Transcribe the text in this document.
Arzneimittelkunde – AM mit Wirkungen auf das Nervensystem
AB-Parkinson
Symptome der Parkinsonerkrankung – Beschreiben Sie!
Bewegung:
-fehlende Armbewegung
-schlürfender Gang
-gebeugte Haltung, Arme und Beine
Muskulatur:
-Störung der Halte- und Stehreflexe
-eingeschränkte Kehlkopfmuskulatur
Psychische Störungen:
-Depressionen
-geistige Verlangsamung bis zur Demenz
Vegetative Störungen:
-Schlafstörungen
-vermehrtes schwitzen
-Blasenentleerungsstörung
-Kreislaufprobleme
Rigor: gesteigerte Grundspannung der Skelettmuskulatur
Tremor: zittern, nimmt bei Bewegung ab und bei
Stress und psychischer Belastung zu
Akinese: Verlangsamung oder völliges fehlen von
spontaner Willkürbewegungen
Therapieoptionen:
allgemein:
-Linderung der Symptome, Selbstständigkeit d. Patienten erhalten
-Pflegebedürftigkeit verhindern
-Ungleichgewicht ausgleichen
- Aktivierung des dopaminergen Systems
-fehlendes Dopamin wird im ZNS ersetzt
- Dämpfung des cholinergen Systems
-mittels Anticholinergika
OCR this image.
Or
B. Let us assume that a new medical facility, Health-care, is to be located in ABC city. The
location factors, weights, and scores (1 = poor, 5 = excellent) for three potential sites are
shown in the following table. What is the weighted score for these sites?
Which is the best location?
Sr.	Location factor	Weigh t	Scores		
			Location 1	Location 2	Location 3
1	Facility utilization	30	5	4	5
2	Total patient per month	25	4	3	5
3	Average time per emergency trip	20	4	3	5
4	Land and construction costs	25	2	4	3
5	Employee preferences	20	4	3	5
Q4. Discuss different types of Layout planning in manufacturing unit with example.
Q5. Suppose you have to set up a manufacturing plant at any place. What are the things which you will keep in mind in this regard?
::::
- Requirements -
Repeat the records above exactly as they appear.

- Result of the exercise -
Transcribe the text in this document.
Arzneimittelkunde – AM mit Wirkungen auf das Nervensystem
AB-Parkinson
Symptome der Parkinsonerkrankung – Beschreiben Sie!
Bewegung:
-fehlende Armbewegung
-schlürfender Gang
-gebeugte Haltung, Arme und Beine
Muskulatur:
-Störung der Halte- und Stehreflexe
-eingeschränkte Kehlkopfmuskulatur
Psychische Störungen:
-Depressionen
-geistige Verlangsamung bis zur Demenz
Vegetative Störungen:
-Schlafstörungen
-vermehrtes schwitzen
-Blasenentleerungsstörung
-Kreislaufprobleme
Rigor: gesteigerte Grundspannung der Skelettmuskulatur
Tremor: zittern, nimmt bei Bewegung ab und bei
Stress und psychischer Belastung zu
Akinese: Verlangsamung oder völliges fehlen von
spontaner Willkürbewegungen
Therapieoptionen:
allgemein:
-Linderung der Symptome, Selbstständigkeit d. Patienten erhalten
-Pflegebedürftigkeit verhindern
-Ungleichgewicht ausgleichen
- Aktivierung des dopaminergen Systems
-fehlendes Dopamin wird im ZNS ersetzt
- Dämpfung des cholinergen Systems
-mittels Anticholinergika
OCR this image.
Or
B. Let us assume that a new medical facility, Health-care, is to be located in ABC city. The
location factors, weights, and scores (1 = poor, 5 = excellent) for three potential sites are
shown in the following table. What is the weighted score for these sites?
Which is the best location?
Sr.	Location factor	Weigh t	Scores		
			Location 1	Location 2	Location 3
1	Facility utilization	30	5	4	5
2	Total patient per month	25	4	3	5
3	Average time per emergency trip	20	4	3	5
4	Land and construction costs	25	2	4	3
5	Employee preferences	20	4	3	5
Q4. Discuss different types of Layout planning in manufacturing unit with example.
Q5. Suppose you have to set up a manufacturing plant at any place. What are the things which you will keep in mind in this regard?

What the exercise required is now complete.